Task prompt =
Every record below should be printed exactly as it appears.

Records supplied =
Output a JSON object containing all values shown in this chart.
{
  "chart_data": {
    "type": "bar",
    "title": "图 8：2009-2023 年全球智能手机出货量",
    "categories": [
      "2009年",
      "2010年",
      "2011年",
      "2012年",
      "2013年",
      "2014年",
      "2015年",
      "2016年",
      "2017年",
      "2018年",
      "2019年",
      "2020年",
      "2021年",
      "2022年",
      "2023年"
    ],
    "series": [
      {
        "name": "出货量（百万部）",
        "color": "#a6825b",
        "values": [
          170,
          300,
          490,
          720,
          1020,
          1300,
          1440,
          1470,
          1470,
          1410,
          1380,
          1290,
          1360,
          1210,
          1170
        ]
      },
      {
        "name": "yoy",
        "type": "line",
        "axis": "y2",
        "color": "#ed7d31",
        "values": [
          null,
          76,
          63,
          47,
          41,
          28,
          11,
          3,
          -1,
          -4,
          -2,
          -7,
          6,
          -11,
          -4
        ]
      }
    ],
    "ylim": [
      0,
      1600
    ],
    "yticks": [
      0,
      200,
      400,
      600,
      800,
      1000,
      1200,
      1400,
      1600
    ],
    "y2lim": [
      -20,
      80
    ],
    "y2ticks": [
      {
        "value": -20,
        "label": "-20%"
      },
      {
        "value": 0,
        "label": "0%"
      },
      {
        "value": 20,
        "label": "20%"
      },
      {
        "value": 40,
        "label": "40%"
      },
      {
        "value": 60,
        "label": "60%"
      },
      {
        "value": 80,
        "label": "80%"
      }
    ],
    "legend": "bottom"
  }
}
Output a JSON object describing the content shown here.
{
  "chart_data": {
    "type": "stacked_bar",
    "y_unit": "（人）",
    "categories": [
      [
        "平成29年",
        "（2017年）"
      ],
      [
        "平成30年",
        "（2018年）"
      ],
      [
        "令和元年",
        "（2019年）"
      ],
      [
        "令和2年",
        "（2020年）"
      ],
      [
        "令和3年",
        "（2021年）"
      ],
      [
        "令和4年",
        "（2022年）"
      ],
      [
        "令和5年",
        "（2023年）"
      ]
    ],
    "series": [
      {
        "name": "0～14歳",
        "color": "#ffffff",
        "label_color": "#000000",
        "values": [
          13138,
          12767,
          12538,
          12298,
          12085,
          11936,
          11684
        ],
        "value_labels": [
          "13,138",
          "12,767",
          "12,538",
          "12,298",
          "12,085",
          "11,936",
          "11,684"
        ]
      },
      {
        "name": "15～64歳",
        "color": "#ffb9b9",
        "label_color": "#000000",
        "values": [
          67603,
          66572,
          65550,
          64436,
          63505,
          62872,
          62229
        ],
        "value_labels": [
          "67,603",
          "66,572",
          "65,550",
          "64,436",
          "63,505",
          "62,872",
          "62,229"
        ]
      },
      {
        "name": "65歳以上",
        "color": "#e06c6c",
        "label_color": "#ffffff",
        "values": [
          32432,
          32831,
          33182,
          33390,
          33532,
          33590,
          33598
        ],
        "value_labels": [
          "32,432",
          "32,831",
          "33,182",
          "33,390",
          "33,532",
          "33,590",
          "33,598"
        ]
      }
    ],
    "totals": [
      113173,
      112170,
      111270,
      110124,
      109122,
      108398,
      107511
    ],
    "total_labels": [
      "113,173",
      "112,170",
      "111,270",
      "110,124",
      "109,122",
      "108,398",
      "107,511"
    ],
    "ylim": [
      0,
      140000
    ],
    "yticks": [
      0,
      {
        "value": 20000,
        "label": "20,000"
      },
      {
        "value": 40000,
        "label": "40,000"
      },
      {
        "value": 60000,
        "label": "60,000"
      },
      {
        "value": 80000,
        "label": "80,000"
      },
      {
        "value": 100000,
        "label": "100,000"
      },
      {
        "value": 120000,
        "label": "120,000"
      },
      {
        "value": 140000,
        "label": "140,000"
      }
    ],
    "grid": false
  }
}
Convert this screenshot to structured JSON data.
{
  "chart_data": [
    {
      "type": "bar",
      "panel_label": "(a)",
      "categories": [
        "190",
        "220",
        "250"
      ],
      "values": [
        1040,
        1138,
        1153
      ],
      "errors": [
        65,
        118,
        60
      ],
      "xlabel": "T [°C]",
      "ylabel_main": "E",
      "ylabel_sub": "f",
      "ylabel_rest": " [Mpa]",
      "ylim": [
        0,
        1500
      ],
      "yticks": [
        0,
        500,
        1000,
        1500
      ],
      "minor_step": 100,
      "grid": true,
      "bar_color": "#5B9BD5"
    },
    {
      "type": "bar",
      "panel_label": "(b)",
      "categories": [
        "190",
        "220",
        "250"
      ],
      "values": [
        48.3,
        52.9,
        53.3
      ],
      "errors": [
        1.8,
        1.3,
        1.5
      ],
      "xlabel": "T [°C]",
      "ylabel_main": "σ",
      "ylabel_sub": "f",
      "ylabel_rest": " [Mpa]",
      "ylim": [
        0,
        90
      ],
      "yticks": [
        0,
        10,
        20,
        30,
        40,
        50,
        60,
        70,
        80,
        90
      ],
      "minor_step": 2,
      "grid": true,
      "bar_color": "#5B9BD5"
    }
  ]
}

Output below =
Output a JSON object containing all values shown in this chart.
{
  "chart_data": {
    "type": "bar",
    "title": "图 8：2009-2023 年全球智能手机出货量",
    "categories": [
      "2009年",
      "2010年",
      "2011年",
      "2012年",
      "2013年",
      "2014年",
      "2015年",
      "2016年",
      "2017年",
      "2018年",
      "2019年",
      "2020年",
      "2021年",
      "2022年",
      "2023年"
    ],
    "series": [
      {
        "name": "出货量（百万部）",
        "color": "#a6825b",
        "values": [
          170,
          300,
          490,
          720,
          1020,
          1300,
          1440,
          1470,
          1470,
          1410,
          1380,
          1290,
          1360,
          1210,
          1170
        ]
      },
      {
        "name": "yoy",
        "type": "line",
        "axis": "y2",
        "color": "#ed7d31",
        "values": [
          null,
          76,
          63,
          47,
          41,
          28,
          11,
          3,
          -1,
          -4,
          -2,
          -7,
          6,
          -11,
          -4
        ]
      }
    ],
    "ylim": [
      0,
      1600
    ],
    "yticks": [
      0,
      200,
      400,
      600,
      800,
      1000,
      1200,
      1400,
      1600
    ],
    "y2lim": [
      -20,
      80
    ],
    "y2ticks": [
      {
        "value": -20,
        "label": "-20%"
      },
      {
        "value": 0,
        "label": "0%"
      },
      {
        "value": 20,
        "label": "20%"
      },
      {
        "value": 40,
        "label": "40%"
      },
      {
        "value": 60,
        "label": "60%"
      },
      {
        "value": 80,
        "label": "80%"
      }
    ],
    "legend": "bottom"
  }
}
Output a JSON object describing the content shown here.
{
  "chart_data": {
    "type": "stacked_bar",
    "y_unit": "（人）",
    "categories": [
      [
        "平成29年",
        "（2017年）"
      ],
      [
        "平成30年",
        "（2018年）"
      ],
      [
        "令和元年",
        "（2019年）"
      ],
      [
        "令和2年",
        "（2020年）"
      ],
      [
        "令和3年",
        "（2021年）"
      ],
      [
        "令和4年",
        "（2022年）"
      ],
      [
        "令和5年",
        "（2023年）"
      ]
    ],
    "series": [
      {
        "name": "0～14歳",
        "color": "#ffffff",
        "label_color": "#000000",
        "values": [
          13138,
          12767,
          12538,
          12298,
          12085,
          11936,
          11684
        ],
        "value_labels": [
          "13,138",
          "12,767",
          "12,538",
          "12,298",
          "12,085",
          "11,936",
          "11,684"
        ]
      },
      {
        "name": "15～64歳",
        "color": "#ffb9b9",
        "label_color": "#000000",
        "values": [
          67603,
          66572,
          65550,
          64436,
          63505,
          62872,
          62229
        ],
        "value_labels": [
          "67,603",
          "66,572",
          "65,550",
          "64,436",
          "63,505",
          "62,872",
          "62,229"
        ]
      },
      {
        "name": "65歳以上",
        "color": "#e06c6c",
        "label_color": "#ffffff",
        "values": [
          32432,
          32831,
          33182,
          33390,
          33532,
          33590,
          33598
        ],
        "value_labels": [
          "32,432",
          "32,831",
          "33,182",
          "33,390",
          "33,532",
          "33,590",
          "33,598"
        ]
      }
    ],
    "totals": [
      113173,
      112170,
      111270,
      110124,
      109122,
      108398,
      107511
    ],
    "total_labels": [
      "113,173",
      "112,170",
      "111,270",
      "110,124",
      "109,122",
      "108,398",
      "107,511"
    ],
    "ylim": [
      0,
      140000
    ],
    "yticks": [
      0,
      {
        "value": 20000,
        "label": "20,000"
      },
      {
        "value": 40000,
        "label": "40,000"
      },
      {
        "value": 60000,
        "label": "60,000"
      },
      {
        "value": 80000,
        "label": "80,000"
      },
      {
        "value": 100000,
        "label": "100,000"
      },
      {
        "value": 120000,
        "label": "120,000"
      },
      {
        "value": 140000,
        "label": "140,000"
      }
    ],
    "grid": false
  }
}
Convert this screenshot to structured JSON data.
{
  "chart_data": [
    {
      "type": "bar",
      "panel_label": "(a)",
      "categories": [
        "190",
        "220",
        "250"
      ],
      "values": [
        1040,
        1138,
        1153
      ],
      "errors": [
        65,
        118,
        60
      ],
      "xlabel": "T [°C]",
      "ylabel_main": "E",
      "ylabel_sub": "f",
      "ylabel_rest": " [Mpa]",
      "ylim": [
        0,
        1500
      ],
      "yticks": [
        0,
        500,
        1000,
        1500
      ],
      "minor_step": 100,
      "grid": true,
      "bar_color": "#5B9BD5"
    },
    {
      "type": "bar",
      "panel_label": "(b)",
      "categories": [
        "190",
        "220",
        "250"
      ],
      "values": [
        48.3,
        52.9,
        53.3
      ],
      "errors": [
        1.8,
        1.3,
        1.5
      ],
      "xlabel": "T [°C]",
      "ylabel_main": "σ",
      "ylabel_sub": "f",
      "ylabel_rest": " [Mpa]",
      "ylim": [
        0,
        90
      ],
      "yticks": [
        0,
        10,
        20,
        30,
        40,
        50,
        60,
        70,
        80,
        90
      ],
      "minor_step": 2,
      "grid": true,
      "bar_color": "#5B9BD5"
    }
  ]
}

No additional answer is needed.